# [Document segment]
An Overview of ObjectSpaces

An Overview of ObjectSpaces

ObjectSpaces is probably one of the most revolutionary and exciting of the new techniques being introduced into .NET as far as data access is concerned. At the moment it is less than fully mature, but it already provides a useful framework for building applications that access real-world data.

The concept of ObjectSpaces is to allow you to access, manipulate, and update data in a relational database using standard .NET "objects," rather than having to write stored procedures or build SQL statements that specifically match the data you want to work with to the structure of the source table in the database. And, in the future, the technology will be extended to support access to information in other types of data stores, not just relational databases. However, in the current release, support extends only to SQL Server 2000 and SQL Server "Yukon."

# [Provided data]
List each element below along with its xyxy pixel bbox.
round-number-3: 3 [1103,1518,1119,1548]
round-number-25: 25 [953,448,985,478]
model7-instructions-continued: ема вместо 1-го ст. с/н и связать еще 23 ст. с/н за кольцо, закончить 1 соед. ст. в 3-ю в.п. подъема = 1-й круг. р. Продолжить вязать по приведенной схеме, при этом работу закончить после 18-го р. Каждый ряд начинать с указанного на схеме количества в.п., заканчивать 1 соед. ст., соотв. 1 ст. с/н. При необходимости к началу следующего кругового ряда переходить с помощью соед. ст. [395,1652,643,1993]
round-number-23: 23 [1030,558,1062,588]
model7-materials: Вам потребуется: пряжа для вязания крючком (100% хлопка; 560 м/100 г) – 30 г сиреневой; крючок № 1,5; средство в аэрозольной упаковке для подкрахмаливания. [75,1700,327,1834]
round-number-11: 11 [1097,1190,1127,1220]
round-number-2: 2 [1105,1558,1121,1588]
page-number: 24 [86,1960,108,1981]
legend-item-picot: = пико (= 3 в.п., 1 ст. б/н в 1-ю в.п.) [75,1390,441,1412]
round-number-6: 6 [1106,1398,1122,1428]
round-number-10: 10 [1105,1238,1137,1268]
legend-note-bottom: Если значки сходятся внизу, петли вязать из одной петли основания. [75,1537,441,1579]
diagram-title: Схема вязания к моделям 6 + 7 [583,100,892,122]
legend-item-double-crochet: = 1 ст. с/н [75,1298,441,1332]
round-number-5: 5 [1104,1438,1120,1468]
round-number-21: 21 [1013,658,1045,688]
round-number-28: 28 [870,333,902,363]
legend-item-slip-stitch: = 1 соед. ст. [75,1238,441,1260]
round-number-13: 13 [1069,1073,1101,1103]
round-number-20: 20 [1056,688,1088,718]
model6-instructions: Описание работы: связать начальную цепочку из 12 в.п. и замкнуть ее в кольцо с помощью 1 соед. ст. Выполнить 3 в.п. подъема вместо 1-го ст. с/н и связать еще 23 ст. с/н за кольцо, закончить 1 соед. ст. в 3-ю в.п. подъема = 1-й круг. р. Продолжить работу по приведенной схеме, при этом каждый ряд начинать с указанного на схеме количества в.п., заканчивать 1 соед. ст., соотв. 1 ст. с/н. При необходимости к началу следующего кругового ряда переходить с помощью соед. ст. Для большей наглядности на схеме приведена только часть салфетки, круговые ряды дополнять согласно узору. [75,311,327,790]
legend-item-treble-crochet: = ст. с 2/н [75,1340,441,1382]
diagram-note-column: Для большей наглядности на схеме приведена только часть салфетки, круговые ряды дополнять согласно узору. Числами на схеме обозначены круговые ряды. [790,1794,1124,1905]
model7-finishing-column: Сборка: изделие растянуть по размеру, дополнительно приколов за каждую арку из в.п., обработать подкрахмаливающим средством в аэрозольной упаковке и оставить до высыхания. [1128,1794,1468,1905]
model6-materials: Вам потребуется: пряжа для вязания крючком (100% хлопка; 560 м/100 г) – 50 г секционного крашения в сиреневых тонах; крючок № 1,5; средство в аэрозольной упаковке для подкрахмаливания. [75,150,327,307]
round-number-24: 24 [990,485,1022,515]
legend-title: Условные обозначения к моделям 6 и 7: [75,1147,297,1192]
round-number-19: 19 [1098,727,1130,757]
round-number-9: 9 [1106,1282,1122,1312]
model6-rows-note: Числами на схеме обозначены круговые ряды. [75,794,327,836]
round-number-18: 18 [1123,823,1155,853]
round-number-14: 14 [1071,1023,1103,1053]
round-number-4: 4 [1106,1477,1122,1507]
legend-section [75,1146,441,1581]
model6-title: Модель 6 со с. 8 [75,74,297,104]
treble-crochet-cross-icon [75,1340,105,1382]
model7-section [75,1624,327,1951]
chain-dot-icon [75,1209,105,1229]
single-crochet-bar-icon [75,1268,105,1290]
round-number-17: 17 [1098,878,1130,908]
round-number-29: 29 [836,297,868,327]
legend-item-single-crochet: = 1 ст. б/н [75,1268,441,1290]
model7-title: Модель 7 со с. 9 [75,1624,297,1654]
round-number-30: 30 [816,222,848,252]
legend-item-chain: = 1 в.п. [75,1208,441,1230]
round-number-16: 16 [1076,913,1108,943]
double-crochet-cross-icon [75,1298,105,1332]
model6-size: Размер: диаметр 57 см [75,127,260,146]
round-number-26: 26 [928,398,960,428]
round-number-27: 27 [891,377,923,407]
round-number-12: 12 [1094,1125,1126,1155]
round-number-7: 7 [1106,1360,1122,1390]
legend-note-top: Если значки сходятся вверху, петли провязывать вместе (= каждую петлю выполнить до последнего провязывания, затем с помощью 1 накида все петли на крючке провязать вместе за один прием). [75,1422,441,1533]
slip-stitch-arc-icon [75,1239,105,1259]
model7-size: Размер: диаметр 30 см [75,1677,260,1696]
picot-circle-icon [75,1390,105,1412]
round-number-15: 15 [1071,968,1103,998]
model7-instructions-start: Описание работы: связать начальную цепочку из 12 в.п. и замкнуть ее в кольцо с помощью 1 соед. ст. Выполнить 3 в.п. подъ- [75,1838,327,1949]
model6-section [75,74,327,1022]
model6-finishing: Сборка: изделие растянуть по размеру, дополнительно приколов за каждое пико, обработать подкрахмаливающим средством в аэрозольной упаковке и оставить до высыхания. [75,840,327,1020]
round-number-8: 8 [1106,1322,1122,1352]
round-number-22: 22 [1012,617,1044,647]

# [Problem set]
**1)** Reproduce the records from their first line up to and including the line that contains "round-number-6: 6 [1106,1398,1122,1428]".
**2)** Resume the overview of ObjectSpaces after its last sentence.
The ObjectSpaces text and the records have no connection to each other.

# [Task answers]
**1)**
List each element below along with its xyxy pixel bbox.
round-number-3: 3 [1103,1518,1119,1548]
round-number-25: 25 [953,448,985,478]
model7-instructions-continued: ема вместо 1-го ст. с/н и связать еще 23 ст. с/н за кольцо, закончить 1 соед. ст. в 3-ю в.п. подъема = 1-й круг. р. Продолжить вязать по приведенной схеме, при этом работу закончить после 18-го р. Каждый ряд начинать с указанного на схеме количества в.п., заканчивать 1 соед. ст., соотв. 1 ст. с/н. При необходимости к началу следующего кругового ряда переходить с помощью соед. ст. [395,1652,643,1993]
round-number-23: 23 [1030,558,1062,588]
model7-materials: Вам потребуется: пряжа для вязания крючком (100% хлопка; 560 м/100 г) – 30 г сиреневой; крючок № 1,5; средство в аэрозольной упаковке для подкрахмаливания. [75,1700,327,1834]
round-number-11: 11 [1097,1190,1127,1220]
round-number-2: 2 [1105,1558,1121,1588]
page-number: 24 [86,1960,108,1981]
legend-item-picot: = пико (= 3 в.п., 1 ст. б/н в 1-ю в.п.) [75,1390,441,1412]
round-number-6: 6 [1106,1398,1122,1428]

**2)**
The objects you use to store your data are ordinary .NET classes that can contain public and private methods and properties and expose one or more constructors. The ObjectSpaces technology then maps these objects to the tables and columns in the database and automatically wires them up so that you can read, manipulate, and update the data in the tables simply by calling methods within the ObjectSpaces interface.

For all this to work, ObjectSpaces exposes a series of classes that include the following:

• A base class called ObjectSpace that performs the basic operations on the data and from which the class instances you require to manipulate the data can be created

• A class named ObjectSources that contains the connection and transaction information to be used when accessing databases

• A class named ObjectQuery, together with a language called OPath (broadly based on XPath), which is used to select objects from a results set

• A class named ObjectReader that follows the same broad principles as other Reader classes and is used to fetch objects from the database and expose them as a stream

• A class named ObjectSet that broadly mirrors the DataSet but is used to hold copies of objects, allowing them to be remoted or accessed in a disconnected environment

• Two classes named ObjectList and ObjectHolder, which are used to manage delayed loading for objects and hence maximize performance

Basic ObjectSpaces Techniques

The basic principles for using ObjectSpaces are much the same as the existing .NET data access approaches. You create an ObjectSpace instance, specifying the mappings to the data and the ObjectSources connection and transaction information:

Dim oSpace As ObjectSpace
oSpace = New ObjectSpace(mappings-file, connection)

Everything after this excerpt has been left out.